▸ Do this
Transcribe every entry word for word, leaving out all images.

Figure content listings

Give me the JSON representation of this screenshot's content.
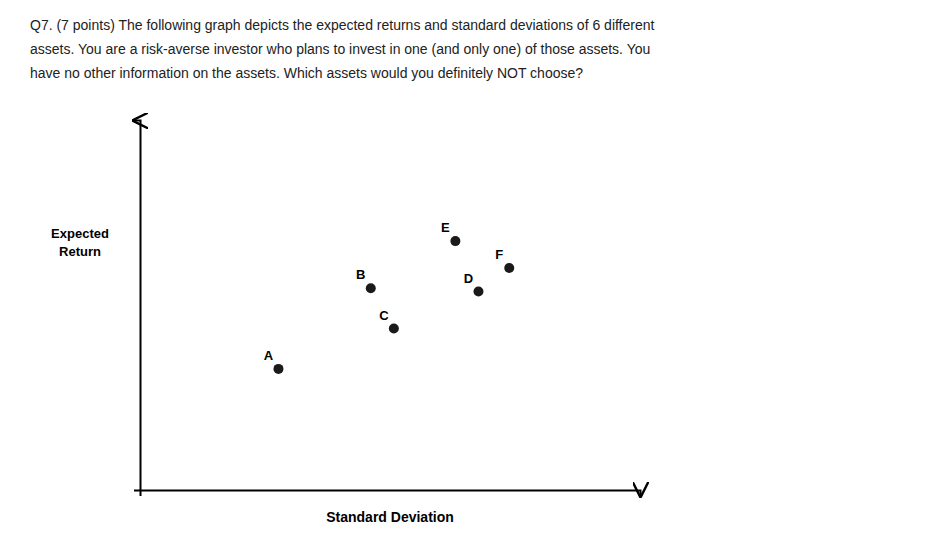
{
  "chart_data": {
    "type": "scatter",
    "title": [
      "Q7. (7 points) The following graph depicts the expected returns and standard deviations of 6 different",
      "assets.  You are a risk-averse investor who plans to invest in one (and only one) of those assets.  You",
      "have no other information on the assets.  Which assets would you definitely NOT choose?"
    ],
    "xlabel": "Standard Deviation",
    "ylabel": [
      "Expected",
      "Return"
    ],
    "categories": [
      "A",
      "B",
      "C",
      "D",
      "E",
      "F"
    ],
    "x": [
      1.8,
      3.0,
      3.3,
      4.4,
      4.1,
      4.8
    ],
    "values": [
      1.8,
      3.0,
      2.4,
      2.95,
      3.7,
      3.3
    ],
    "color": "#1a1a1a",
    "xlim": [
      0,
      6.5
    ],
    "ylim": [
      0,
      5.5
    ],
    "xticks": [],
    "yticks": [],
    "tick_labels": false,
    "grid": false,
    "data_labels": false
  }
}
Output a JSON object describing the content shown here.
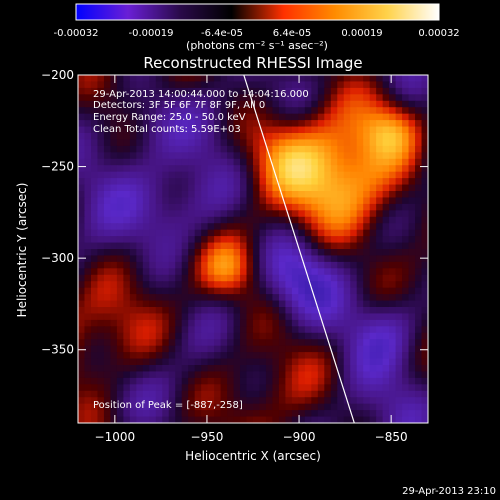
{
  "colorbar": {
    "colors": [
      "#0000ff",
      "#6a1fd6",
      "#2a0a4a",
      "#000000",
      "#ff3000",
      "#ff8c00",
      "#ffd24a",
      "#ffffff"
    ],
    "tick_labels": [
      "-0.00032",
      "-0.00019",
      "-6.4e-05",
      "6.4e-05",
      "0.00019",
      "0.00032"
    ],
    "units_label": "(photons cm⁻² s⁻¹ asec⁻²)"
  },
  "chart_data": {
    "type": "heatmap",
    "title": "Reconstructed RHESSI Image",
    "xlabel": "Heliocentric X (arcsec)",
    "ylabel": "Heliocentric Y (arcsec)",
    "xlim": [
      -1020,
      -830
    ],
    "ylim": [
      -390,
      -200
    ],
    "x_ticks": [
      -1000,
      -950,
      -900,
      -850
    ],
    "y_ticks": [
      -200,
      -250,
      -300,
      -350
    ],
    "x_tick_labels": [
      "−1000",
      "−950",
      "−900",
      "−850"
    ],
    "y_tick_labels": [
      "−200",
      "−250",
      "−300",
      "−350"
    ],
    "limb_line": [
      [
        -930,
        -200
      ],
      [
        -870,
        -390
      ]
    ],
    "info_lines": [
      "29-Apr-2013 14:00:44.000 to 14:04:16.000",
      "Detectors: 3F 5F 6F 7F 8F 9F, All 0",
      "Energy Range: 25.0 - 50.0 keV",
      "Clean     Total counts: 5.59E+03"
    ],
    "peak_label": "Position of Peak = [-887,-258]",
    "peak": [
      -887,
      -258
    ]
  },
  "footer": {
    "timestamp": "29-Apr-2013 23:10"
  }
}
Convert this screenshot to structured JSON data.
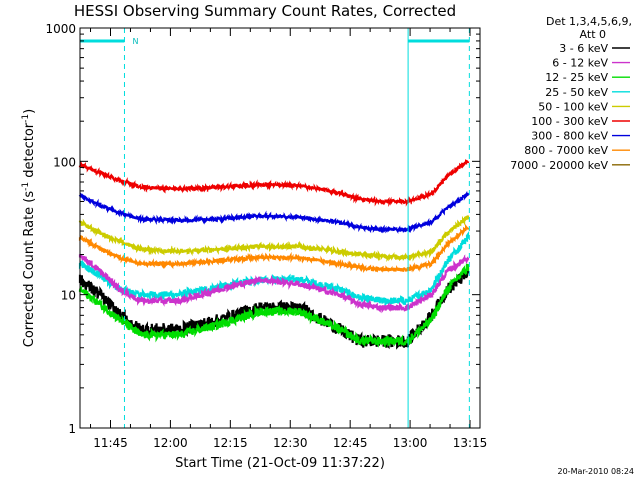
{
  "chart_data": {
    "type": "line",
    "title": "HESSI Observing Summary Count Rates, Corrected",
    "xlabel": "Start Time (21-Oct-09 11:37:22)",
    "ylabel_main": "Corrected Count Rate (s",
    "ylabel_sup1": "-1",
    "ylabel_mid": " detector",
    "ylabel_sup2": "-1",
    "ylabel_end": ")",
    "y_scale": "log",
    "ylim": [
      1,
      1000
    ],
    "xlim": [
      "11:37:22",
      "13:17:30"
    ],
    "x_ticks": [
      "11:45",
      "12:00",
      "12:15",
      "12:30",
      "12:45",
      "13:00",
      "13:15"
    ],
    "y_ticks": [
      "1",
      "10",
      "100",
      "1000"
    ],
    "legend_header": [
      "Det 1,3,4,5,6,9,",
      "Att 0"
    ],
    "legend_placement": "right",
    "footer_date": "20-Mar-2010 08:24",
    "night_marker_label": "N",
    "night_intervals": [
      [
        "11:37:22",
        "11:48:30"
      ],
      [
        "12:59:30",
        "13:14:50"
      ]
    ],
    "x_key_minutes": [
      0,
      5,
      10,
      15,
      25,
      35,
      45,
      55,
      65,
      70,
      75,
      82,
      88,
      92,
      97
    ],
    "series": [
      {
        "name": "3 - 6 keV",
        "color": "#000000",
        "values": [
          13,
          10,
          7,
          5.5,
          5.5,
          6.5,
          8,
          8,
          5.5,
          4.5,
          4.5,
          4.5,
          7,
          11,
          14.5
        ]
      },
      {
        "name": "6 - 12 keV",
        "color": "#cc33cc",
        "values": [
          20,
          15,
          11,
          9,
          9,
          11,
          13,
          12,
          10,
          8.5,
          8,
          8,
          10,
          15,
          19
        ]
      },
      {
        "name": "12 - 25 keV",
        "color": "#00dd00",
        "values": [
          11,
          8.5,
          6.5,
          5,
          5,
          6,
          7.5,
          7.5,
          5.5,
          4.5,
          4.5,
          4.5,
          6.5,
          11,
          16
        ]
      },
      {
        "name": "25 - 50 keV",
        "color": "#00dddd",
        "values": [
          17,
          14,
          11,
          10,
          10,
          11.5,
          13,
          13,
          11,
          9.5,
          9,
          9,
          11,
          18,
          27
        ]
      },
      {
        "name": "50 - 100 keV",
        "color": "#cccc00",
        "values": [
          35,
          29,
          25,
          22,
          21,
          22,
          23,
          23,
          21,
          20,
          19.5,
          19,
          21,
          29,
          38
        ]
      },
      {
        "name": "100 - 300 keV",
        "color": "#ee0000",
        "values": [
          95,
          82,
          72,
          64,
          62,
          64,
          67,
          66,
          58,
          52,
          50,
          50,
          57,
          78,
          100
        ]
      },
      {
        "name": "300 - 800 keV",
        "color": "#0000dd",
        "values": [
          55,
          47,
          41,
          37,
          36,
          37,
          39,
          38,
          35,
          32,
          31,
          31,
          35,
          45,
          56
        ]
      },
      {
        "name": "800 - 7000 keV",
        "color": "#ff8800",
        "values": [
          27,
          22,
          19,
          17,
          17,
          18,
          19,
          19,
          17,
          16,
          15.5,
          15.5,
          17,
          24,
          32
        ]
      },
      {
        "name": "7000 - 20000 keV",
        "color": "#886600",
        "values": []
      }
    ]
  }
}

▸ Answer below
Give me the JSON representation of this screenshot's content.
{
  "chart_data": {
    "type": "scatter",
    "title": [
      "Q7. (7 points) The following graph depicts the expected returns and standard deviations of 6 different",
      "assets.  You are a risk-averse investor who plans to invest in one (and only one) of those assets.  You",
      "have no other information on the assets.  Which assets would you definitely NOT choose?"
    ],
    "xlabel": "Standard Deviation",
    "ylabel": [
      "Expected",
      "Return"
    ],
    "categories": [
      "A",
      "B",
      "C",
      "D",
      "E",
      "F"
    ],
    "x": [
      1.8,
      3.0,
      3.3,
      4.4,
      4.1,
      4.8
    ],
    "values": [
      1.8,
      3.0,
      2.4,
      2.95,
      3.7,
      3.3
    ],
    "color": "#1a1a1a",
    "xlim": [
      0,
      6.5
    ],
    "ylim": [
      0,
      5.5
    ],
    "xticks": [],
    "yticks": [],
    "tick_labels": false,
    "grid": false,
    "data_labels": false
  }
}
Output a JSON object describing the content shown here.
{
  "colorbar": {
    "colors": [
      "#0000ff",
      "#6a1fd6",
      "#2a0a4a",
      "#000000",
      "#ff3000",
      "#ff8c00",
      "#ffd24a",
      "#ffffff"
    ],
    "tick_labels": [
      "-0.00032",
      "-0.00019",
      "-6.4e-05",
      "6.4e-05",
      "0.00019",
      "0.00032"
    ],
    "units_label": "(photons cm⁻² s⁻¹ asec⁻²)"
  },
  "chart_data": {
    "type": "heatmap",
    "title": "Reconstructed RHESSI Image",
    "xlabel": "Heliocentric X (arcsec)",
    "ylabel": "Heliocentric Y (arcsec)",
    "xlim": [
      -1020,
      -830
    ],
    "ylim": [
      -390,
      -200
    ],
    "x_ticks": [
      -1000,
      -950,
      -900,
      -850
    ],
    "y_ticks": [
      -200,
      -250,
      -300,
      -350
    ],
    "x_tick_labels": [
      "−1000",
      "−950",
      "−900",
      "−850"
    ],
    "y_tick_labels": [
      "−200",
      "−250",
      "−300",
      "−350"
    ],
    "limb_line": [
      [
        -930,
        -200
      ],
      [
        -870,
        -390
      ]
    ],
    "info_lines": [
      "29-Apr-2013 14:00:44.000 to 14:04:16.000",
      "Detectors: 3F 5F 6F 7F 8F 9F, All 0",
      "Energy Range: 25.0 - 50.0 keV",
      "Clean     Total counts: 5.59E+03"
    ],
    "peak_label": "Position of Peak = [-887,-258]",
    "peak": [
      -887,
      -258
    ]
  },
  "footer": {
    "timestamp": "29-Apr-2013 23:10"
  }
}
Convert this screenshot to structured JSON data.
{
  "chart_data": {
    "type": "line",
    "title": "HESSI Observing Summary Count Rates, Corrected",
    "xlabel": "Start Time (21-Oct-09 11:37:22)",
    "ylabel_main": "Corrected Count Rate (s",
    "ylabel_sup1": "-1",
    "ylabel_mid": " detector",
    "ylabel_sup2": "-1",
    "ylabel_end": ")",
    "y_scale": "log",
    "ylim": [
      1,
      1000
    ],
    "xlim": [
      "11:37:22",
      "13:17:30"
    ],
    "x_ticks": [
      "11:45",
      "12:00",
      "12:15",
      "12:30",
      "12:45",
      "13:00",
      "13:15"
    ],
    "y_ticks": [
      "1",
      "10",
      "100",
      "1000"
    ],
    "legend_header": [
      "Det 1,3,4,5,6,9,",
      "Att 0"
    ],
    "legend_placement": "right",
    "footer_date": "20-Mar-2010 08:24",
    "night_marker_label": "N",
    "night_intervals": [
      [
        "11:37:22",
        "11:48:30"
      ],
      [
        "12:59:30",
        "13:14:50"
      ]
    ],
    "x_key_minutes": [
      0,
      5,
      10,
      15,
      25,
      35,
      45,
      55,
      65,
      70,
      75,
      82,
      88,
      92,
      97
    ],
    "series": [
      {
        "name": "3 - 6 keV",
        "color": "#000000",
        "values": [
          13,
          10,
          7,
          5.5,
          5.5,
          6.5,
          8,
          8,
          5.5,
          4.5,
          4.5,
          4.5,
          7,
          11,
          14.5
        ]
      },
      {
        "name": "6 - 12 keV",
        "color": "#cc33cc",
        "values": [
          20,
          15,
          11,
          9,
          9,
          11,
          13,
          12,
          10,
          8.5,
          8,
          8,
          10,
          15,
          19
        ]
      },
      {
        "name": "12 - 25 keV",
        "color": "#00dd00",
        "values": [
          11,
          8.5,
          6.5,
          5,
          5,
          6,
          7.5,
          7.5,
          5.5,
          4.5,
          4.5,
          4.5,
          6.5,
          11,
          16
        ]
      },
      {
        "name": "25 - 50 keV",
        "color": "#00dddd",
        "values": [
          17,
          14,
          11,
          10,
          10,
          11.5,
          13,
          13,
          11,
          9.5,
          9,
          9,
          11,
          18,
          27
        ]
      },
      {
        "name": "50 - 100 keV",
        "color": "#cccc00",
        "values": [
          35,
          29,
          25,
          22,
          21,
          22,
          23,
          23,
          21,
          20,
          19.5,
          19,
          21,
          29,
          38
        ]
      },
      {
        "name": "100 - 300 keV",
        "color": "#ee0000",
        "values": [
          95,
          82,
          72,
          64,
          62,
          64,
          67,
          66,
          58,
          52,
          50,
          50,
          57,
          78,
          100
        ]
      },
      {
        "name": "300 - 800 keV",
        "color": "#0000dd",
        "values": [
          55,
          47,
          41,
          37,
          36,
          37,
          39,
          38,
          35,
          32,
          31,
          31,
          35,
          45,
          56
        ]
      },
      {
        "name": "800 - 7000 keV",
        "color": "#ff8800",
        "values": [
          27,
          22,
          19,
          17,
          17,
          18,
          19,
          19,
          17,
          16,
          15.5,
          15.5,
          17,
          24,
          32
        ]
      },
      {
        "name": "7000 - 20000 keV",
        "color": "#886600",
        "values": []
      }
    ]
  }
}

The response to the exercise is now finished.